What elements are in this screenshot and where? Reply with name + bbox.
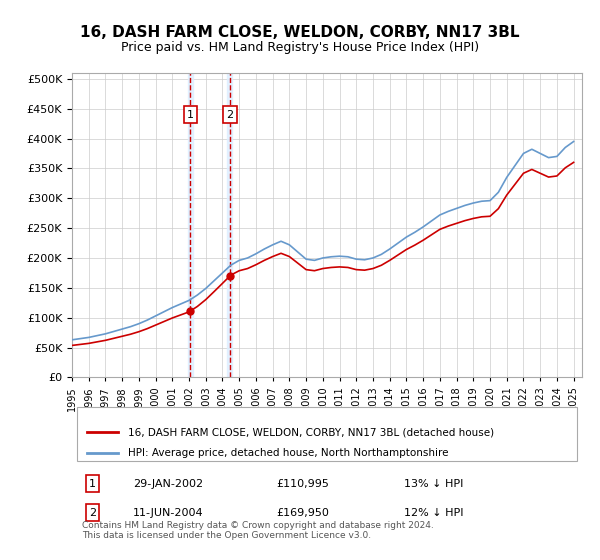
Text: 12% ↓ HPI: 12% ↓ HPI — [404, 508, 463, 518]
Bar — [188, 73, 193, 377]
Text: £110,995: £110,995 — [276, 479, 329, 489]
Text: 16, DASH FARM CLOSE, WELDON, CORBY, NN17 3BL (detached house): 16, DASH FARM CLOSE, WELDON, CORBY, NN17… — [128, 427, 494, 437]
Text: 16, DASH FARM CLOSE, WELDON, CORBY, NN17 3BL: 16, DASH FARM CLOSE, WELDON, CORBY, NN17… — [80, 25, 520, 40]
Text: Contains HM Land Registry data © Crown copyright and database right 2024.
This d: Contains HM Land Registry data © Crown c… — [82, 521, 434, 540]
Text: 2: 2 — [226, 110, 233, 120]
Text: 1: 1 — [89, 479, 96, 489]
Text: £169,950: £169,950 — [276, 508, 329, 518]
Text: 11-JUN-2004: 11-JUN-2004 — [133, 508, 204, 518]
Text: 13% ↓ HPI: 13% ↓ HPI — [404, 479, 463, 489]
Text: 29-JAN-2002: 29-JAN-2002 — [133, 479, 203, 489]
Bar — [227, 73, 232, 377]
Text: Price paid vs. HM Land Registry's House Price Index (HPI): Price paid vs. HM Land Registry's House … — [121, 41, 479, 54]
Text: 2: 2 — [89, 508, 96, 518]
FancyBboxPatch shape — [77, 407, 577, 461]
Text: HPI: Average price, detached house, North Northamptonshire: HPI: Average price, detached house, Nort… — [128, 448, 449, 458]
Text: 1: 1 — [187, 110, 194, 120]
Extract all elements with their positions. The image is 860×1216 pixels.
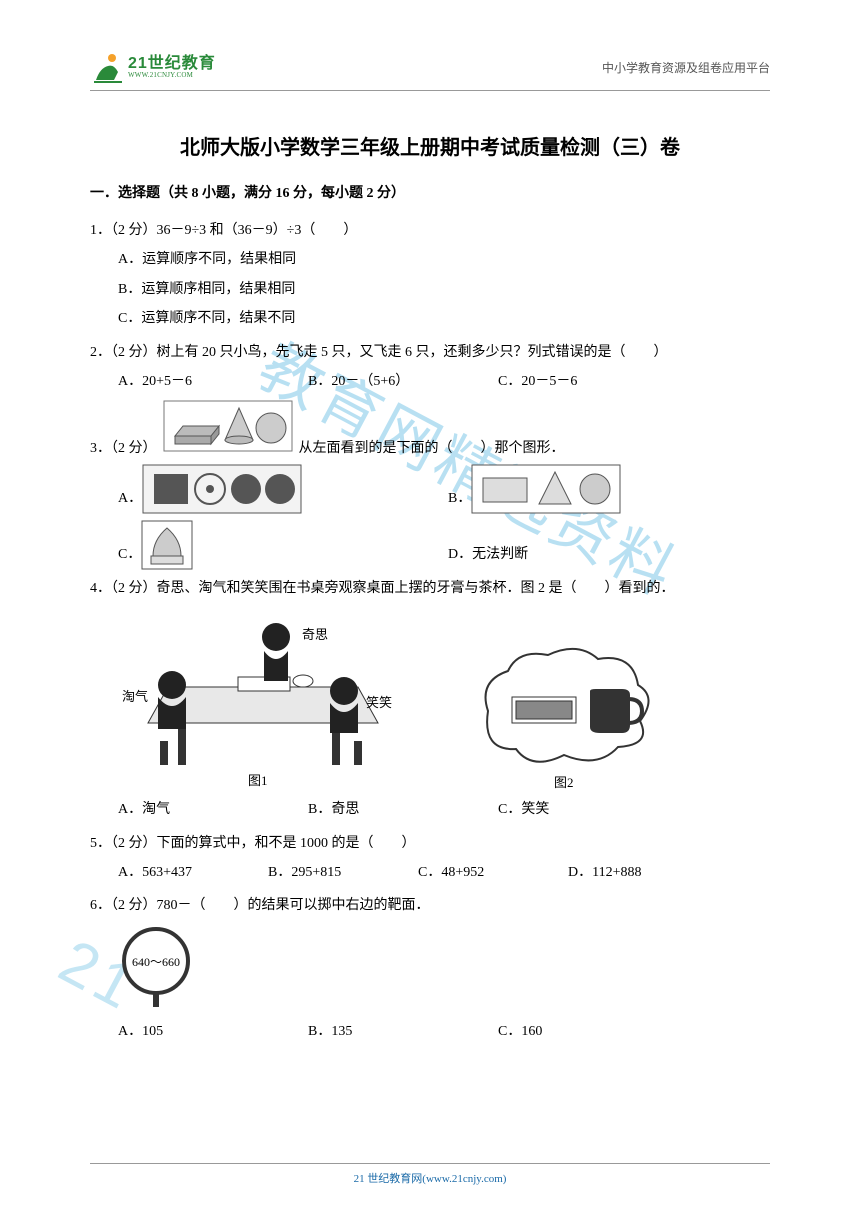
q1-optA: A．运算顺序不同，结果相同 <box>90 245 770 274</box>
q3-optA-label: A． <box>118 484 142 513</box>
q4-optB: B．奇思 <box>308 795 498 824</box>
q3-optB-label: B． <box>448 484 471 513</box>
q3-optC-icon <box>141 520 193 570</box>
q3-options: A． B． C． <box>90 464 770 570</box>
q2-optB: B．20－（5+6） <box>308 367 498 396</box>
q5-optB: B．295+815 <box>268 858 418 887</box>
q6-target-icon: 640～660 <box>118 925 194 1011</box>
section-1-head: 一．选择题（共 8 小题，满分 16 分，每小题 2 分） <box>90 182 770 202</box>
page-header: 21世纪教育 WWW.21CNJY.COM 中小学教育资源及组卷应用平台 <box>90 50 770 91</box>
page-footer: 21 世纪教育网(www.21cnjy.com) <box>0 1163 860 1186</box>
svg-text:奇思: 奇思 <box>302 627 328 642</box>
question-4: 4．（2 分）奇思、淘气和笑笑围在书桌旁观察桌面上摆的牙膏与茶杯．图 2 是（ … <box>90 574 770 825</box>
q5-optC: C．48+952 <box>418 858 568 887</box>
svg-text:笑笑: 笑笑 <box>366 695 392 710</box>
q6-options: A．105 B．135 C．160 <box>90 1017 770 1046</box>
page: 21世纪教育 WWW.21CNJY.COM 中小学教育资源及组卷应用平台 北师大… <box>0 0 860 1216</box>
q5-optD: D．112+888 <box>568 858 708 887</box>
svg-text:图2: 图2 <box>554 775 574 790</box>
q3-optB: B． <box>448 464 728 514</box>
logo: 21世纪教育 WWW.21CNJY.COM <box>90 50 216 84</box>
q1-optB: B．运算顺序相同，结果相同 <box>90 275 770 304</box>
logo-icon <box>90 50 124 84</box>
q3-stem-row: 3．（2 分） 从左面看到的是下面的（ ）那个图形． <box>90 400 770 463</box>
question-1: 1．（2 分）36－9÷3 和（36－9）÷3（ ） A．运算顺序不同，结果相同… <box>90 216 770 334</box>
q3-optC: C． <box>118 520 448 570</box>
q4-fig2-icon: 图2 <box>468 641 658 791</box>
q3-stem-before: 3．（2 分） <box>90 434 157 463</box>
q5-stem: 5．（2 分）下面的算式中，和不是 1000 的是（ ） <box>90 829 770 858</box>
header-right-text: 中小学教育资源及组卷应用平台 <box>602 59 770 76</box>
q3-optD: D．无法判断 <box>448 540 528 569</box>
svg-text:淘气: 淘气 <box>122 689 148 704</box>
logo-sub-text: WWW.21CNJY.COM <box>128 72 216 79</box>
q2-options: A．20+5－6 B．20－（5+6） C．20－5－6 <box>90 367 770 396</box>
q6-stem: 6．（2 分）780－（ ）的结果可以掷中右边的靶面． <box>90 891 770 920</box>
q3-optA-icon <box>142 464 302 514</box>
q4-stem: 4．（2 分）奇思、淘气和笑笑围在书桌旁观察桌面上摆的牙膏与茶杯．图 2 是（ … <box>90 574 770 603</box>
q6-optB: B．135 <box>308 1017 498 1046</box>
footer-rule <box>90 1163 770 1164</box>
q4-fig1-icon: 奇思 淘气 笑笑 图1 <box>118 611 408 791</box>
q5-options: A．563+437 B．295+815 C．48+952 D．112+888 <box>90 858 770 887</box>
logo-text: 21世纪教育 WWW.21CNJY.COM <box>128 56 216 79</box>
question-6: 6．（2 分）780－（ ）的结果可以掷中右边的靶面． 640～660 A．10… <box>90 891 770 1046</box>
q1-optC: C．运算顺序不同，结果不同 <box>90 304 770 333</box>
q2-optC: C．20－5－6 <box>498 367 658 396</box>
question-5: 5．（2 分）下面的算式中，和不是 1000 的是（ ） A．563+437 B… <box>90 829 770 888</box>
q3-optD-label: D．无法判断 <box>448 540 528 569</box>
question-2: 2．（2 分）树上有 20 只小鸟，先飞走 5 只，又飞走 6 只，还剩多少只？… <box>90 338 770 397</box>
svg-text:640～660: 640～660 <box>132 955 180 969</box>
q3-optA: A． <box>118 464 448 514</box>
question-3: 3．（2 分） 从左面看到的是下面的（ ）那个图形． <box>90 400 770 569</box>
footer-text: 21 世纪教育网(www.21cnjy.com) <box>354 1173 507 1185</box>
q4-optA: A．淘气 <box>118 795 308 824</box>
q3-stem-after: 从左面看到的是下面的（ ）那个图形． <box>299 434 565 463</box>
q4-optC: C．笑笑 <box>498 795 658 824</box>
q1-stem: 1．（2 分）36－9÷3 和（36－9）÷3（ ） <box>90 216 770 245</box>
q2-stem: 2．（2 分）树上有 20 只小鸟，先飞走 5 只，又飞走 6 只，还剩多少只？… <box>90 338 770 367</box>
q6-optA: A．105 <box>118 1017 308 1046</box>
q3-solids-icon <box>163 400 293 463</box>
q4-options: A．淘气 B．奇思 C．笑笑 <box>90 795 770 824</box>
q3-optB-icon <box>471 464 621 514</box>
q2-optA: A．20+5－6 <box>118 367 308 396</box>
q5-optA: A．563+437 <box>118 858 268 887</box>
svg-text:图1: 图1 <box>248 773 268 788</box>
q4-figures: 奇思 淘气 笑笑 图1 图2 <box>90 611 770 791</box>
q6-optC: C．160 <box>498 1017 658 1046</box>
q3-optC-label: C． <box>118 540 141 569</box>
document-title: 北师大版小学数学三年级上册期中考试质量检测（三）卷 <box>90 131 770 160</box>
logo-main-text: 21世纪教育 <box>128 56 216 72</box>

Written exercise:
Start at the line that has "Text: 12% ↓" and stop after the line that has "Text: 16, DASH FARM CLOSE, WELDON, CORBY, NN17 3BL: 16, DASH". Reproduce those lines, swapping "detached house" for "terraced house" and leaving everything else unchanged.

Written answer:
Text: 12% ↓ HPI: 12% ↓ HPI — [404, 508, 463, 518]
Bar — [188, 73, 193, 377]
Text: £110,995: £110,995 — [276, 479, 329, 489]
Text: 16, DASH FARM CLOSE, WELDON, CORBY, NN17 3BL (terraced house): 16, DASH FARM CLOSE, WELDON, CORBY, NN17… — [128, 427, 494, 437]
Text: 16, DASH FARM CLOSE, WELDON, CORBY, NN17 3BL: 16, DASH FARM CLOSE, WELDON, CORBY, NN17… — [80, 25, 520, 40]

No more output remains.